Without the pictures, set down the records below word for word.
··· AVAILABLE RECORDS ···
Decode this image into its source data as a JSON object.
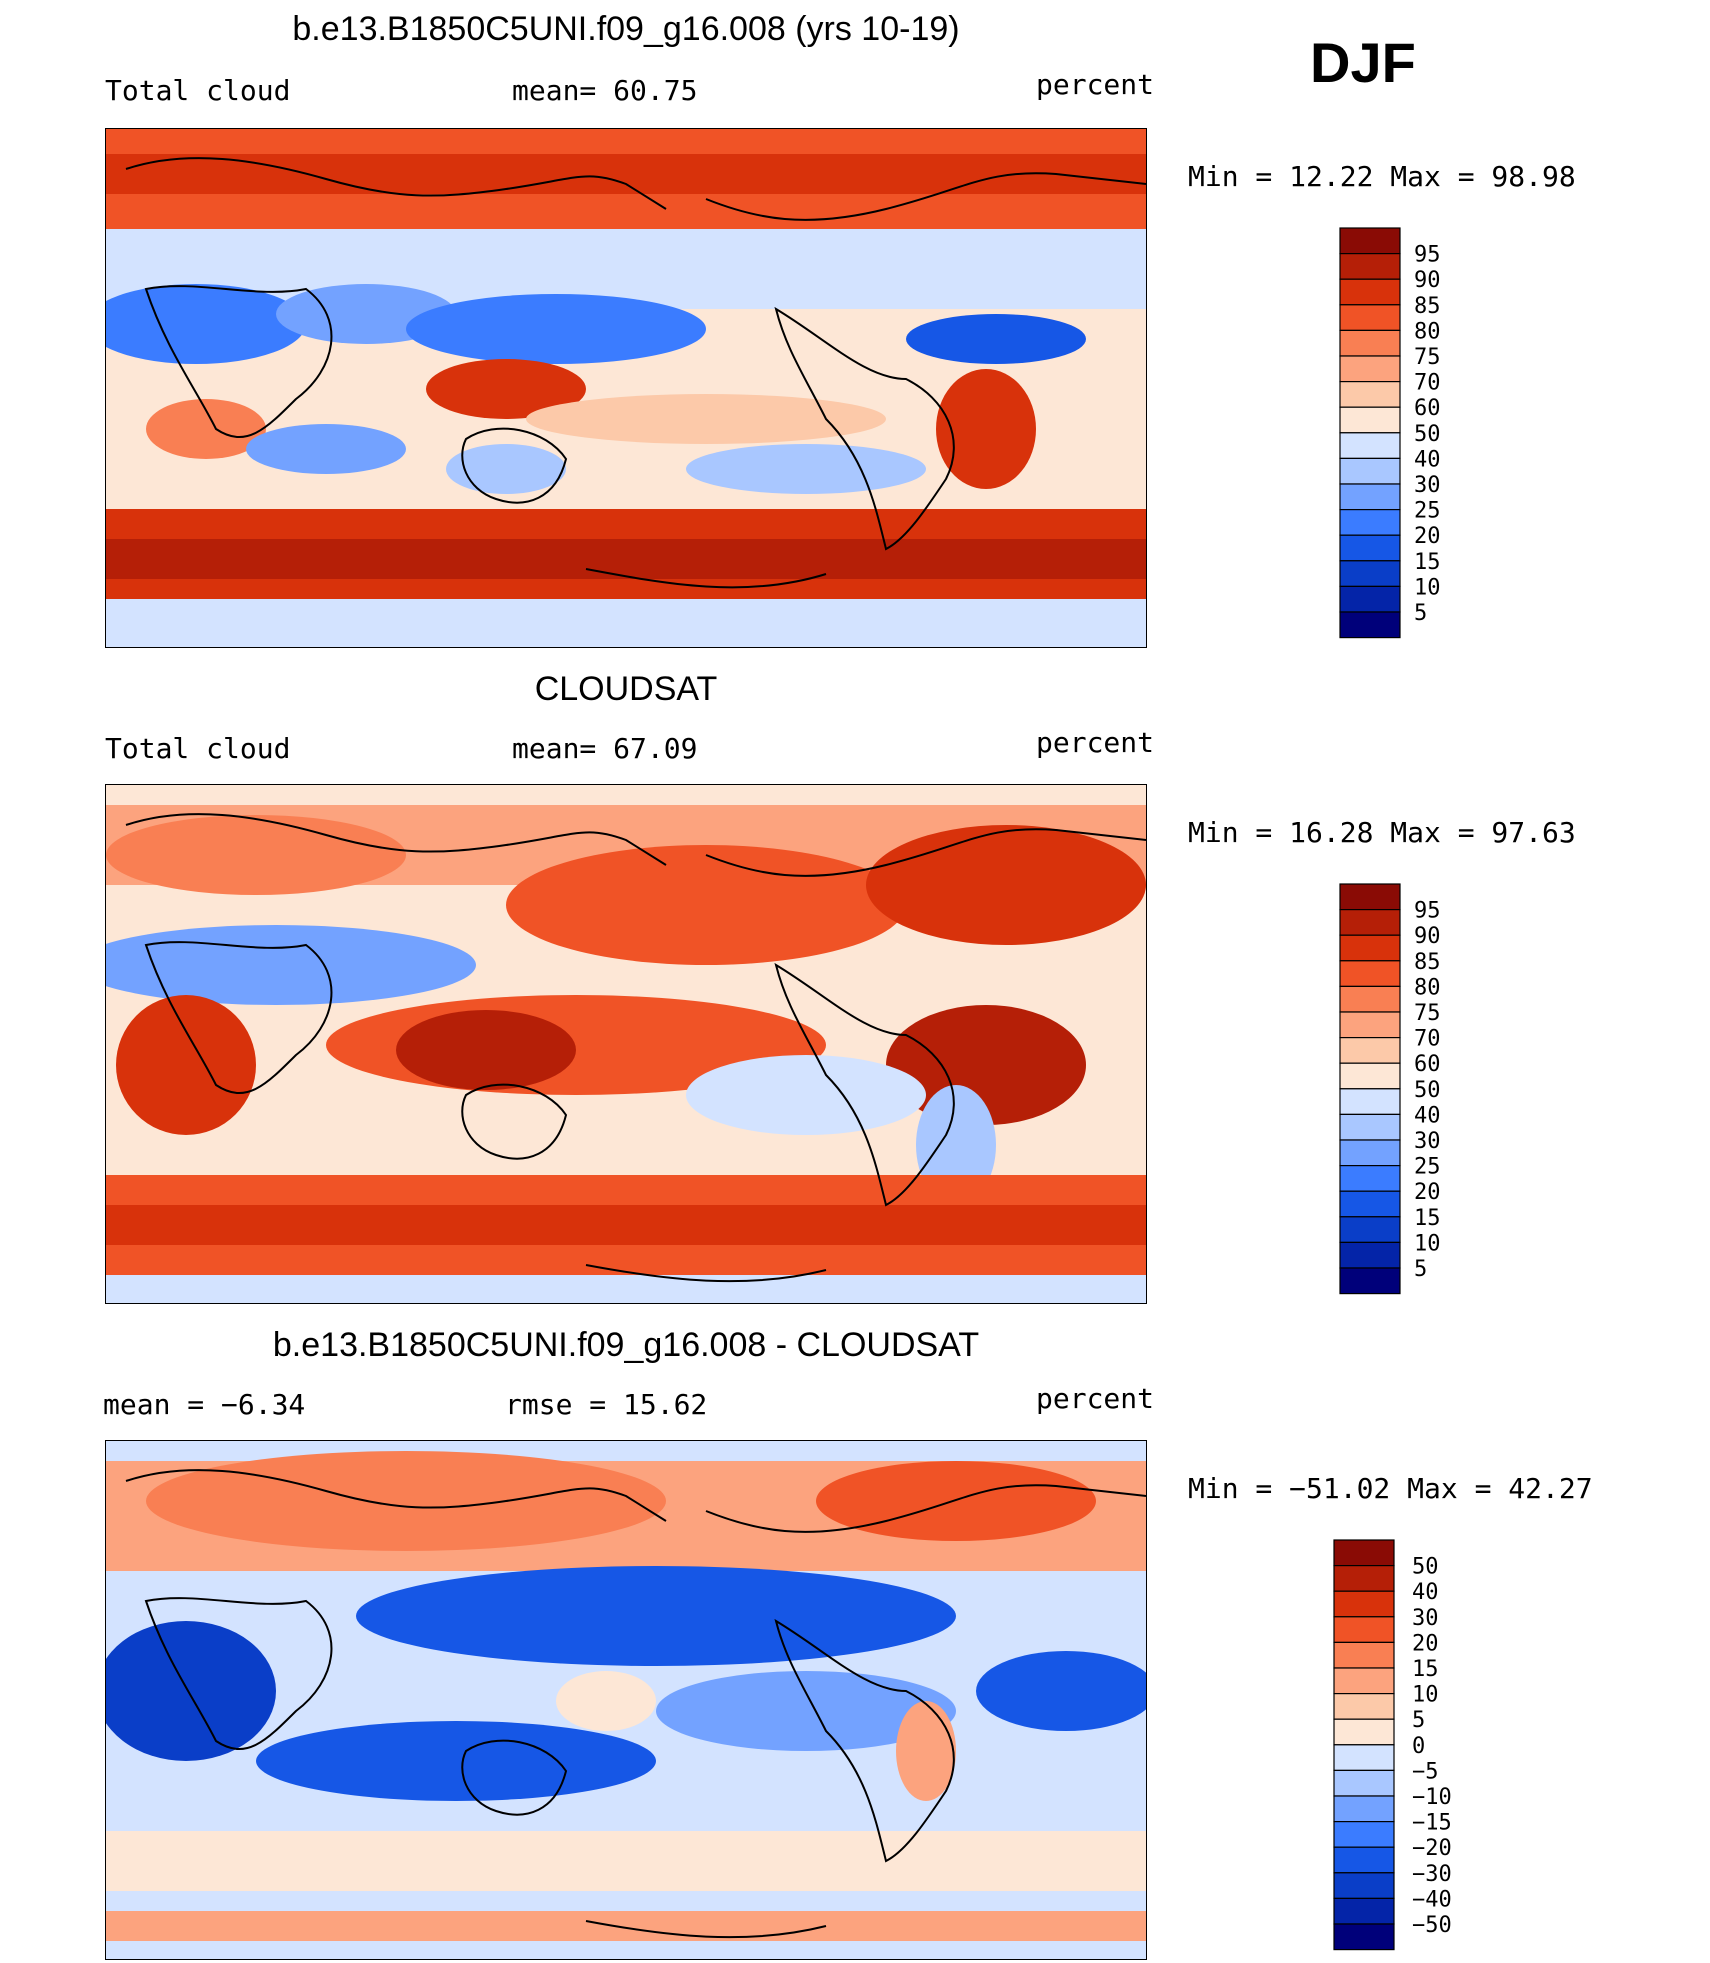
{
  "season_label": "DJF",
  "colors": {
    "seq_scale": [
      "#00007a",
      "#0424a8",
      "#0a3ec8",
      "#1657e6",
      "#3b7cff",
      "#73a2ff",
      "#a9c7ff",
      "#d3e3ff",
      "#fde7d6",
      "#fcc9a9",
      "#fca37e",
      "#f97f53",
      "#f05326",
      "#d8320b",
      "#b51f07",
      "#8a0b05"
    ],
    "div_scale": [
      "#00007a",
      "#0424a8",
      "#0a3ec8",
      "#1657e6",
      "#3b7cff",
      "#73a2ff",
      "#a9c7ff",
      "#d3e3ff",
      "#fde7d6",
      "#fcc9a9",
      "#fca37e",
      "#f97f53",
      "#f05326",
      "#d8320b",
      "#b51f07",
      "#8a0b05"
    ],
    "coast": "#000000"
  },
  "panels": [
    {
      "title": "b.e13.B1850C5UNI.f09_g16.008 (yrs 10-19)",
      "left": "Total cloud",
      "center": "mean=   60.75",
      "right": "percent",
      "minmax": "Min =   12.22 Max =   98.98",
      "colorbar_labels": [
        "95",
        "90",
        "85",
        "80",
        "75",
        "70",
        "60",
        "50",
        "40",
        "30",
        "25",
        "20",
        "15",
        "10",
        "5"
      ]
    },
    {
      "title": "CLOUDSAT",
      "left": "Total cloud",
      "center": "mean=   67.09",
      "right": "percent",
      "minmax": "Min =   16.28 Max =   97.63",
      "colorbar_labels": [
        "95",
        "90",
        "85",
        "80",
        "75",
        "70",
        "60",
        "50",
        "40",
        "30",
        "25",
        "20",
        "15",
        "10",
        "5"
      ]
    },
    {
      "title": "b.e13.B1850C5UNI.f09_g16.008 - CLOUDSAT",
      "left": "mean =   −6.34",
      "center": "rmse =   15.62",
      "right": "percent",
      "minmax": "Min = −51.02 Max =   42.27",
      "colorbar_labels": [
        "50",
        "40",
        "30",
        "20",
        "15",
        "10",
        "5",
        "0",
        "−5",
        "−10",
        "−15",
        "−20",
        "−30",
        "−40",
        "−50"
      ]
    }
  ]
}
···
THE SOLUTION:
Decode this image into its source data as a JSON object.
{
  "season_label": "DJF",
  "colors": {
    "seq_scale": [
      "#00007a",
      "#0424a8",
      "#0a3ec8",
      "#1657e6",
      "#3b7cff",
      "#73a2ff",
      "#a9c7ff",
      "#d3e3ff",
      "#fde7d6",
      "#fcc9a9",
      "#fca37e",
      "#f97f53",
      "#f05326",
      "#d8320b",
      "#b51f07",
      "#8a0b05"
    ],
    "div_scale": [
      "#00007a",
      "#0424a8",
      "#0a3ec8",
      "#1657e6",
      "#3b7cff",
      "#73a2ff",
      "#a9c7ff",
      "#d3e3ff",
      "#fde7d6",
      "#fcc9a9",
      "#fca37e",
      "#f97f53",
      "#f05326",
      "#d8320b",
      "#b51f07",
      "#8a0b05"
    ],
    "coast": "#000000"
  },
  "panels": [
    {
      "title": "b.e13.B1850C5UNI.f09_g16.008 (yrs 10-19)",
      "left": "Total cloud",
      "center": "mean=   60.75",
      "right": "percent",
      "minmax": "Min =   12.22 Max =   98.98",
      "colorbar_labels": [
        "95",
        "90",
        "85",
        "80",
        "75",
        "70",
        "60",
        "50",
        "40",
        "30",
        "25",
        "20",
        "15",
        "10",
        "5"
      ]
    },
    {
      "title": "CLOUDSAT",
      "left": "Total cloud",
      "center": "mean=   67.09",
      "right": "percent",
      "minmax": "Min =   16.28 Max =   97.63",
      "colorbar_labels": [
        "95",
        "90",
        "85",
        "80",
        "75",
        "70",
        "60",
        "50",
        "40",
        "30",
        "25",
        "20",
        "15",
        "10",
        "5"
      ]
    },
    {
      "title": "b.e13.B1850C5UNI.f09_g16.008 - CLOUDSAT",
      "left": "mean =   −6.34",
      "center": "rmse =   15.62",
      "right": "percent",
      "minmax": "Min = −51.02 Max =   42.27",
      "colorbar_labels": [
        "50",
        "40",
        "30",
        "20",
        "15",
        "10",
        "5",
        "0",
        "−5",
        "−10",
        "−15",
        "−20",
        "−30",
        "−40",
        "−50"
      ]
    }
  ]
}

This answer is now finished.